**Extracted records:**

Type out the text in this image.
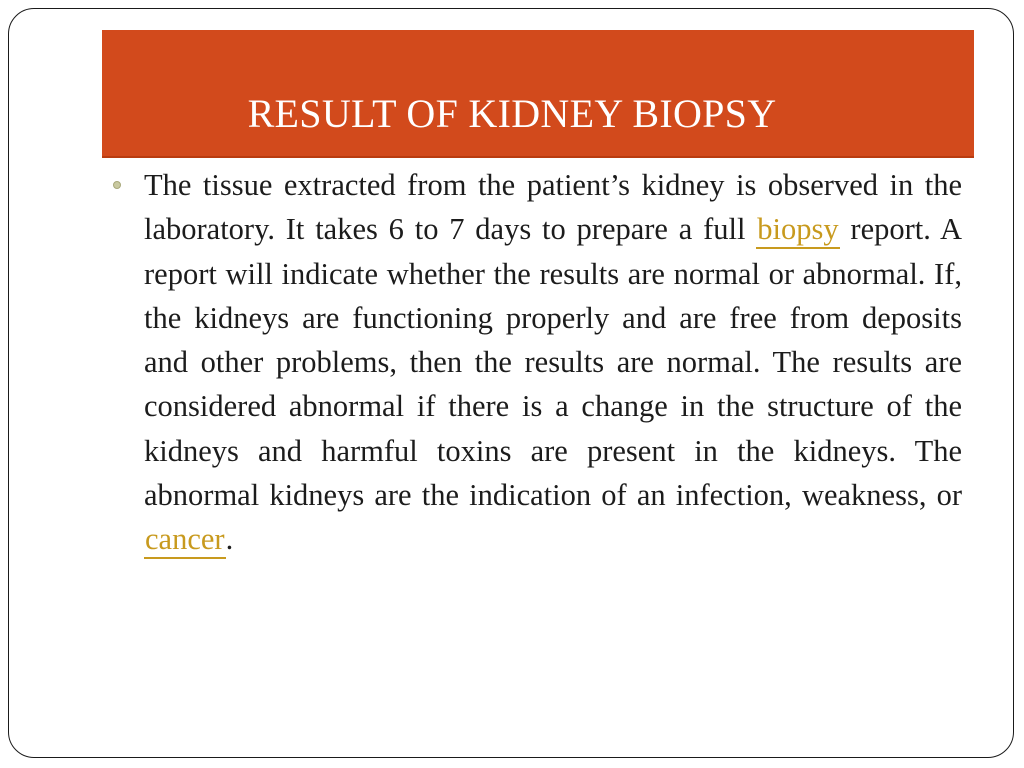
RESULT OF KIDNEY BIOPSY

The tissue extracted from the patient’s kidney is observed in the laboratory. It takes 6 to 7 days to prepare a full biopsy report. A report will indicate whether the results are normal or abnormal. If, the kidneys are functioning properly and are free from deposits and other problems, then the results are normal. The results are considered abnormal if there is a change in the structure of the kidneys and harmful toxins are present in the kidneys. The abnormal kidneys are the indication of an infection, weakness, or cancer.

--

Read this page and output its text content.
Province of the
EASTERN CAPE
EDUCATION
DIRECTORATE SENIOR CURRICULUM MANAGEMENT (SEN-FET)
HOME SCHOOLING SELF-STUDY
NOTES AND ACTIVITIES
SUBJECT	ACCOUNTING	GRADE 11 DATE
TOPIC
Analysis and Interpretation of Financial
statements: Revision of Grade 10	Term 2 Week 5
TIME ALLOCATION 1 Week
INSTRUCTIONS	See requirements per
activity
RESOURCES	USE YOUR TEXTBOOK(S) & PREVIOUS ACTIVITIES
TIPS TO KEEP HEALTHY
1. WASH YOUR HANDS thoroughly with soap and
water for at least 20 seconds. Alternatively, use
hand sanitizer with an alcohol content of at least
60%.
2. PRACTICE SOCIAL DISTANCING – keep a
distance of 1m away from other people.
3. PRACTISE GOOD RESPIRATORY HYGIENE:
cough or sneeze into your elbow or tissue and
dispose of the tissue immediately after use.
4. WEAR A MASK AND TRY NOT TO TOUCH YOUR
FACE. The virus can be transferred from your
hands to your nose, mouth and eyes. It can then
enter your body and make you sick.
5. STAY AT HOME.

---

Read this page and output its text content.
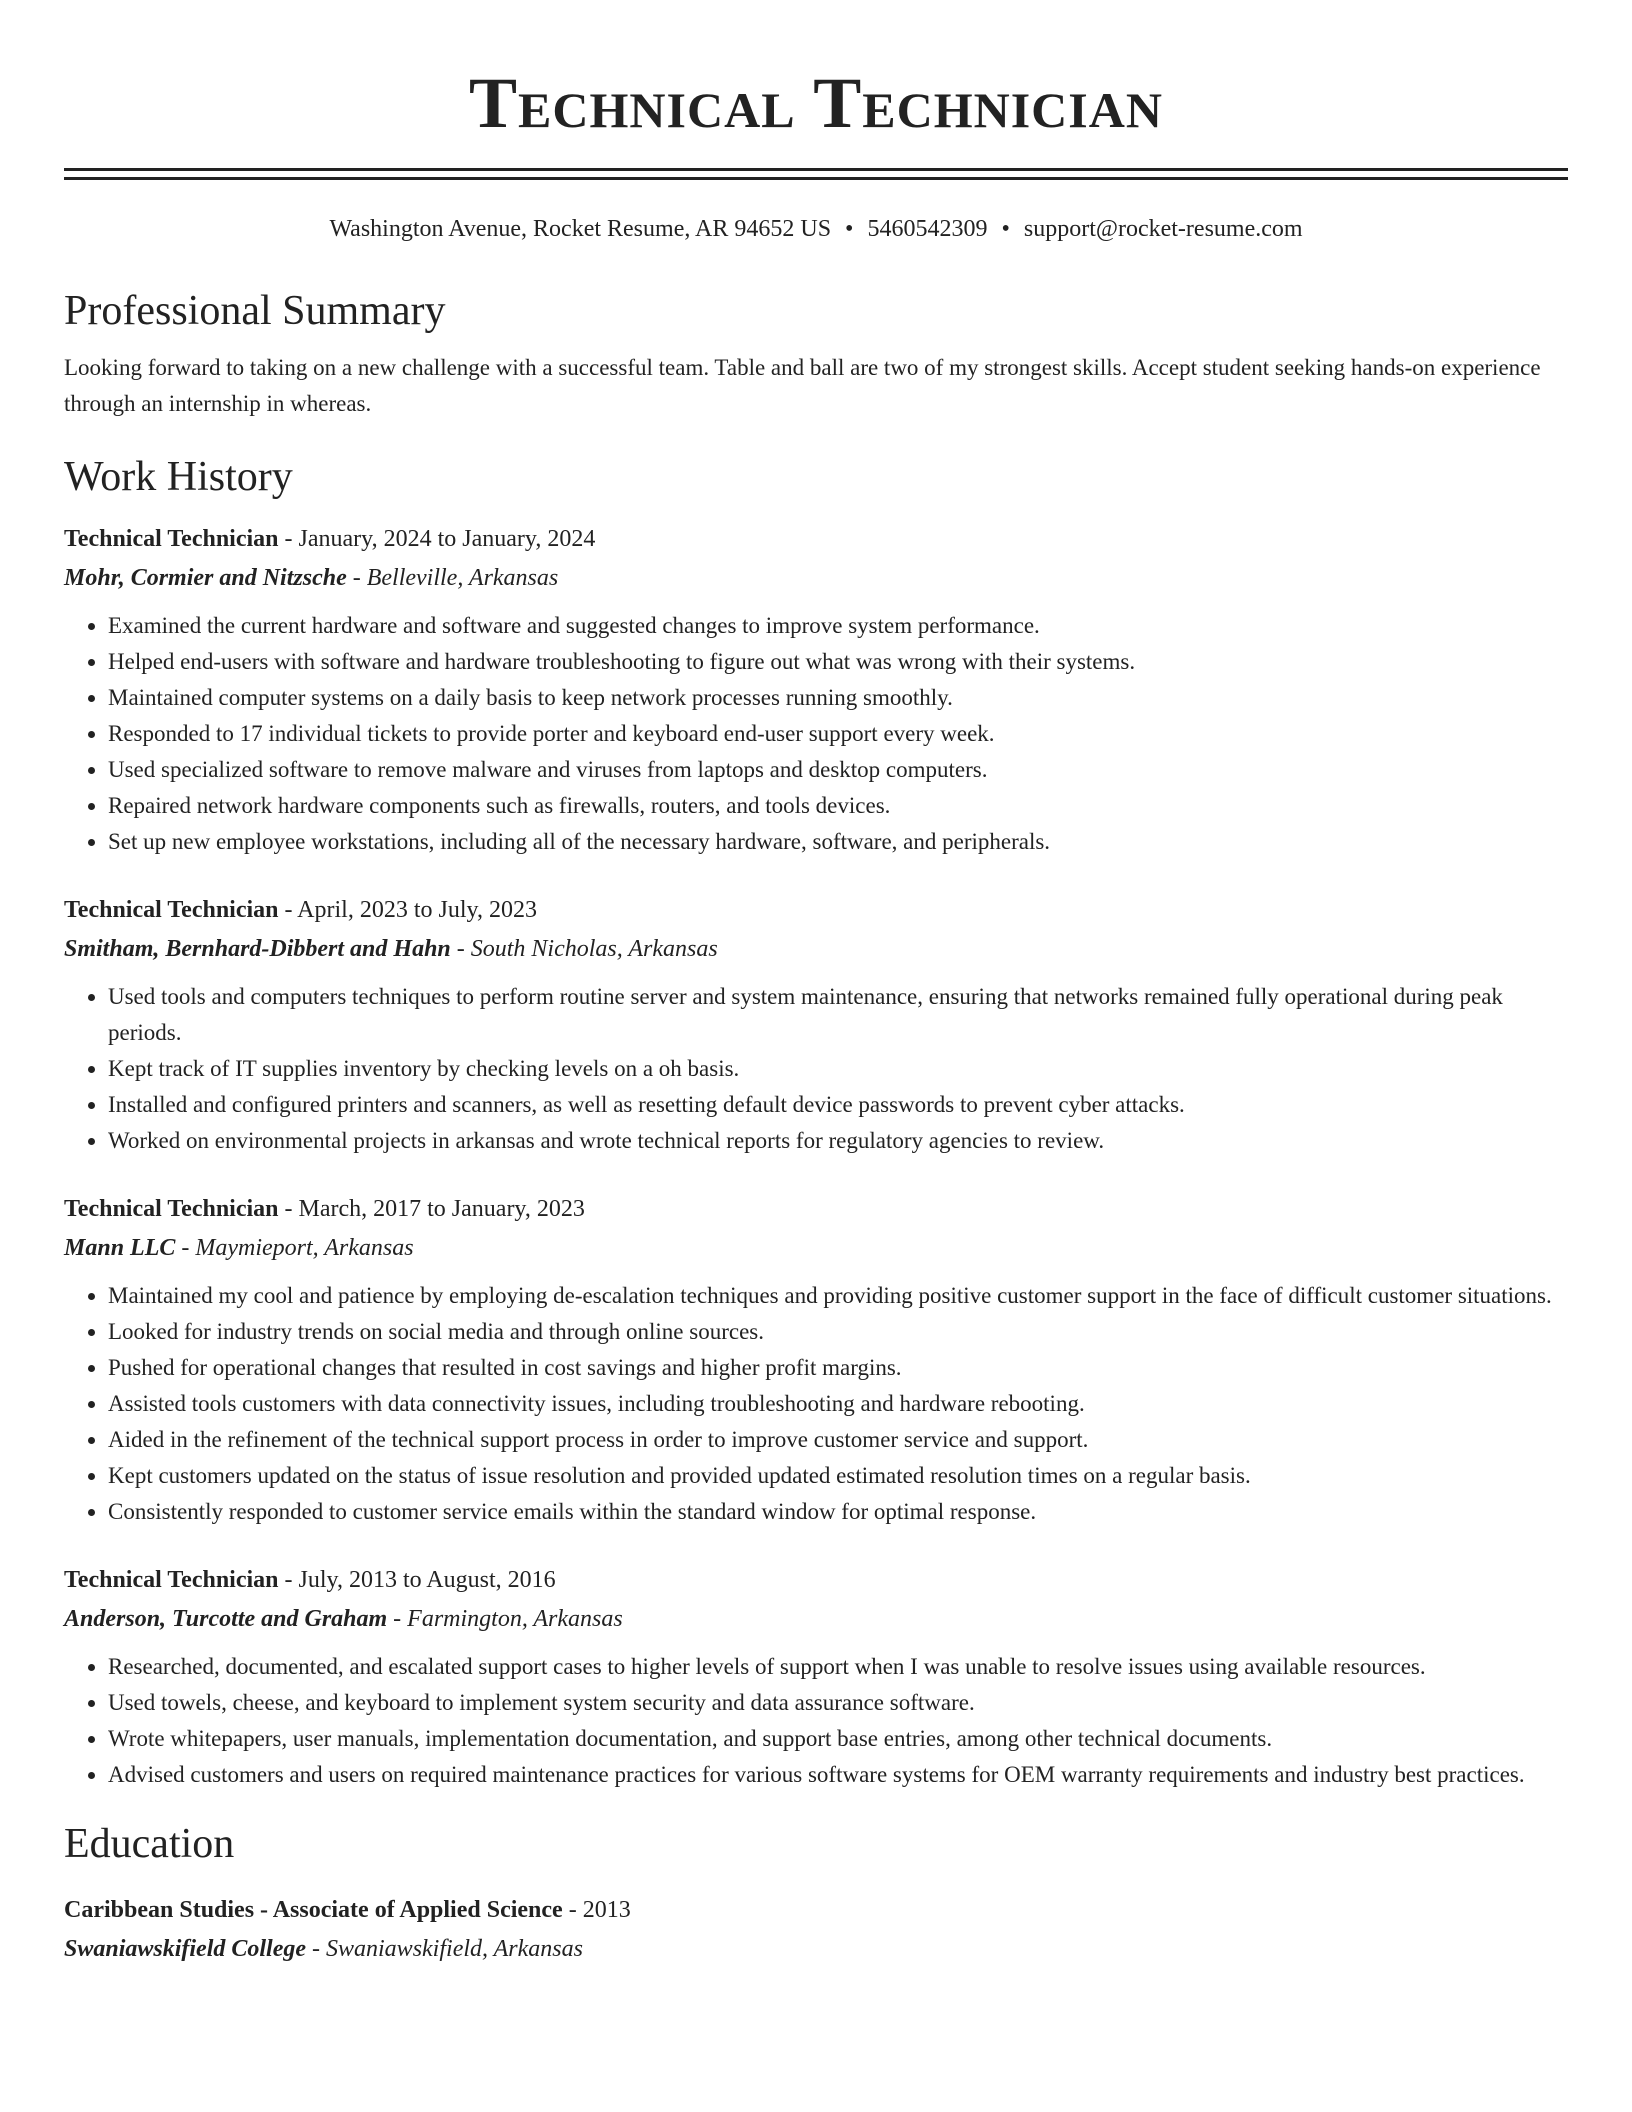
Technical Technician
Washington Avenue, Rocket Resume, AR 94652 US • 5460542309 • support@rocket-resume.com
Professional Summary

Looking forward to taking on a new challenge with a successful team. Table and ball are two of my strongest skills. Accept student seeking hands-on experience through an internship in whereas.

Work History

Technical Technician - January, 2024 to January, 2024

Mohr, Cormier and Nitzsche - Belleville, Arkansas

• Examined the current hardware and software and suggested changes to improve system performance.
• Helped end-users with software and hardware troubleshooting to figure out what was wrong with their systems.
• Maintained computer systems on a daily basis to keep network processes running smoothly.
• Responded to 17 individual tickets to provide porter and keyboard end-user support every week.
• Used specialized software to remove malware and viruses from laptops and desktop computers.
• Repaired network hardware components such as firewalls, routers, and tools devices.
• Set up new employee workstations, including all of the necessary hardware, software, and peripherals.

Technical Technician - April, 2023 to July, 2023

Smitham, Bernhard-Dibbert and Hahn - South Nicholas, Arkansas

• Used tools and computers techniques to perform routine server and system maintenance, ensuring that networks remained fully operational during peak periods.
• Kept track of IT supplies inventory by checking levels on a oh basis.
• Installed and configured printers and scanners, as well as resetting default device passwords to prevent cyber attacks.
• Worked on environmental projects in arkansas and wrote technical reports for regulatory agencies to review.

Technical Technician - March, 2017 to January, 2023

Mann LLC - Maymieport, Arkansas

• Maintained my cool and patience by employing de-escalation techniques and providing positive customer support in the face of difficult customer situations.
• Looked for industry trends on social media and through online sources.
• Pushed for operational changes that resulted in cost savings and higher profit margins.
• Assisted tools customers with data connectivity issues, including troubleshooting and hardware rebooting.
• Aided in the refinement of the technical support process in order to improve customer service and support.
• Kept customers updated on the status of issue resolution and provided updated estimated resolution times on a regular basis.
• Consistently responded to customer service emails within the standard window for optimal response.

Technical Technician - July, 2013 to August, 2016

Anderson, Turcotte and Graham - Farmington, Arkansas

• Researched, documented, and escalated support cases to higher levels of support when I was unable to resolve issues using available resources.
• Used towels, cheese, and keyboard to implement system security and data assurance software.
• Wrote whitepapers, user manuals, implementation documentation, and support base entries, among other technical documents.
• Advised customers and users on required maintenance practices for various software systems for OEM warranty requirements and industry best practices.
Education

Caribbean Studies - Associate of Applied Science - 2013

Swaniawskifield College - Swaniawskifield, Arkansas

**Task requirements:** Provide the count of lines in the data above containing "keyboard", and nothing further.

**Task output:** 2